WRITTEN TASK — You are to retype all of the data exactly as it appears.

AVAILABLE DATA —
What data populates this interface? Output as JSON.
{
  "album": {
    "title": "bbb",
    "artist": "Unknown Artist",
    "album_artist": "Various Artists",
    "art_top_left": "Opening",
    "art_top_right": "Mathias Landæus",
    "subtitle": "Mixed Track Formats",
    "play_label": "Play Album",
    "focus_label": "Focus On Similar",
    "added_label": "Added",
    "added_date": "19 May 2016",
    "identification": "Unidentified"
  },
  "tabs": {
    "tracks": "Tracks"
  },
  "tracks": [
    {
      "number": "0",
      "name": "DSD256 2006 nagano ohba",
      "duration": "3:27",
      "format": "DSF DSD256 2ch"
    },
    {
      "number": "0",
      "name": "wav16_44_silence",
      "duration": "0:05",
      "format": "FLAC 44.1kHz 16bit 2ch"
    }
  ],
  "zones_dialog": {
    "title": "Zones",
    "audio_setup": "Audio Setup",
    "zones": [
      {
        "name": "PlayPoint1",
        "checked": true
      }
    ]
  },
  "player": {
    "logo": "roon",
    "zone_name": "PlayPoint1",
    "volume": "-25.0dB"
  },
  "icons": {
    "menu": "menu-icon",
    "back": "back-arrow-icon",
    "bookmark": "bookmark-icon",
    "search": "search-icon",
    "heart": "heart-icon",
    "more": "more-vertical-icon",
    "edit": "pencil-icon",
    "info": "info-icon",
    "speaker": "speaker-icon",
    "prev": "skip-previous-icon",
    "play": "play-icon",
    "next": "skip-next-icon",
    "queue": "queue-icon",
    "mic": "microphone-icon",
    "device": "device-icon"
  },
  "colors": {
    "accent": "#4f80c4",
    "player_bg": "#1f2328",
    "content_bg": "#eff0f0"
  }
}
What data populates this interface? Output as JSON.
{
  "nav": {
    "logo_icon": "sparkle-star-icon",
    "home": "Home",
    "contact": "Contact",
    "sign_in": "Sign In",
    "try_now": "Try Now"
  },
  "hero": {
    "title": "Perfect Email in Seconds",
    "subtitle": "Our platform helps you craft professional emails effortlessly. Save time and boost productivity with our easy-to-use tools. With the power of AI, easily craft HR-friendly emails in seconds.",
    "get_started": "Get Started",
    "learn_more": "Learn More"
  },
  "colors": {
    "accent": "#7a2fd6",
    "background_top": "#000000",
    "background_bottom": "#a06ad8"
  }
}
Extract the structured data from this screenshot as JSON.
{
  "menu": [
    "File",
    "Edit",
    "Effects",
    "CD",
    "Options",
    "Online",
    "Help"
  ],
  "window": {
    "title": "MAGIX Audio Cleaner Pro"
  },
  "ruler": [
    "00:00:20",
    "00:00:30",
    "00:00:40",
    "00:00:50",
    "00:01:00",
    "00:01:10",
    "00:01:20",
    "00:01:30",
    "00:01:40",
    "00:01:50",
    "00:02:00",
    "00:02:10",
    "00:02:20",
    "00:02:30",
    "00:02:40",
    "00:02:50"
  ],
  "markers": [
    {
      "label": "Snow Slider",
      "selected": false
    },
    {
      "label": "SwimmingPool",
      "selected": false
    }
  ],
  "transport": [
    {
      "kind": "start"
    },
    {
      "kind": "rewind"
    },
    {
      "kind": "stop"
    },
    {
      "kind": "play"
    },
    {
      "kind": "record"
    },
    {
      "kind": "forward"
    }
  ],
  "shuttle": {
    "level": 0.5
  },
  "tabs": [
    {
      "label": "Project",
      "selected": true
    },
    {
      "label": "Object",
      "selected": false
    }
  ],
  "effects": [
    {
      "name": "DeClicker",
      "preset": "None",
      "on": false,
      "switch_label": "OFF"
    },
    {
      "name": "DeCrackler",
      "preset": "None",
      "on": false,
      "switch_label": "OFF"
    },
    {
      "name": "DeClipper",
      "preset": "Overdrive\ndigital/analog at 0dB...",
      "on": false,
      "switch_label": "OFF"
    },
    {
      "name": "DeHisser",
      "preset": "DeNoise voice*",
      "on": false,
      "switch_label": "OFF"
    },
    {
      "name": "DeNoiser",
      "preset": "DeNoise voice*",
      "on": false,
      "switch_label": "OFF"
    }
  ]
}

THE RESULT —
What data populates this interface? Output as JSON.
{
  "album": {
    "title": "bbb",
    "artist": "Unknown Artist",
    "album_artist": "Various Artists",
    "art_top_left": "Opening",
    "art_top_right": "Mathias Landæus",
    "subtitle": "Mixed Track Formats",
    "play_label": "Play Album",
    "focus_label": "Focus On Similar",
    "added_label": "Added",
    "added_date": "19 May 2016",
    "identification": "Unidentified"
  },
  "tabs": {
    "tracks": "Tracks"
  },
  "tracks": [
    {
      "number": "0",
      "name": "DSD256 2006 nagano ohba",
      "duration": "3:27",
      "format": "DSF DSD256 2ch"
    },
    {
      "number": "0",
      "name": "wav16_44_silence",
      "duration": "0:05",
      "format": "FLAC 44.1kHz 16bit 2ch"
    }
  ],
  "zones_dialog": {
    "title": "Zones",
    "audio_setup": "Audio Setup",
    "zones": [
      {
        "name": "PlayPoint1",
        "checked": true
      }
    ]
  },
  "player": {
    "logo": "roon",
    "zone_name": "PlayPoint1",
    "volume": "-25.0dB"
  },
  "icons": {
    "menu": "menu-icon",
    "back": "back-arrow-icon",
    "bookmark": "bookmark-icon",
    "search": "search-icon",
    "heart": "heart-icon",
    "more": "more-vertical-icon",
    "edit": "pencil-icon",
    "info": "info-icon",
    "speaker": "speaker-icon",
    "prev": "skip-previous-icon",
    "play": "play-icon",
    "next": "skip-next-icon",
    "queue": "queue-icon",
    "mic": "microphone-icon",
    "device": "device-icon"
  },
  "colors": {
    "accent": "#4f80c4",
    "player_bg": "#1f2328",
    "content_bg": "#eff0f0"
  }
}
What data populates this interface? Output as JSON.
{
  "nav": {
    "logo_icon": "sparkle-star-icon",
    "home": "Home",
    "contact": "Contact",
    "sign_in": "Sign In",
    "try_now": "Try Now"
  },
  "hero": {
    "title": "Perfect Email in Seconds",
    "subtitle": "Our platform helps you craft professional emails effortlessly. Save time and boost productivity with our easy-to-use tools. With the power of AI, easily craft HR-friendly emails in seconds.",
    "get_started": "Get Started",
    "learn_more": "Learn More"
  },
  "colors": {
    "accent": "#7a2fd6",
    "background_top": "#000000",
    "background_bottom": "#a06ad8"
  }
}
Extract the structured data from this screenshot as JSON.
{
  "menu": [
    "File",
    "Edit",
    "Effects",
    "CD",
    "Options",
    "Online",
    "Help"
  ],
  "window": {
    "title": "MAGIX Audio Cleaner Pro"
  },
  "ruler": [
    "00:00:20",
    "00:00:30",
    "00:00:40",
    "00:00:50",
    "00:01:00",
    "00:01:10",
    "00:01:20",
    "00:01:30",
    "00:01:40",
    "00:01:50",
    "00:02:00",
    "00:02:10",
    "00:02:20",
    "00:02:30",
    "00:02:40",
    "00:02:50"
  ],
  "markers": [
    {
      "label": "Snow Slider",
      "selected": false
    },
    {
      "label": "SwimmingPool",
      "selected": false
    }
  ],
  "transport": [
    {
      "kind": "start"
    },
    {
      "kind": "rewind"
    },
    {
      "kind": "stop"
    },
    {
      "kind": "play"
    },
    {
      "kind": "record"
    },
    {
      "kind": "forward"
    }
  ],
  "shuttle": {
    "level": 0.5
  },
  "tabs": [
    {
      "label": "Project",
      "selected": true
    },
    {
      "label": "Object",
      "selected": false
    }
  ],
  "effects": [
    {
      "name": "DeClicker",
      "preset": "None",
      "on": false,
      "switch_label": "OFF"
    },
    {
      "name": "DeCrackler",
      "preset": "None",
      "on": false,
      "switch_label": "OFF"
    },
    {
      "name": "DeClipper",
      "preset": "Overdrive\ndigital/analog at 0dB...",
      "on": false,
      "switch_label": "OFF"
    },
    {
      "name": "DeHisser",
      "preset": "DeNoise voice*",
      "on": false,
      "switch_label": "OFF"
    },
    {
      "name": "DeNoiser",
      "preset": "DeNoise voice*",
      "on": false,
      "switch_label": "OFF"
    }
  ]
}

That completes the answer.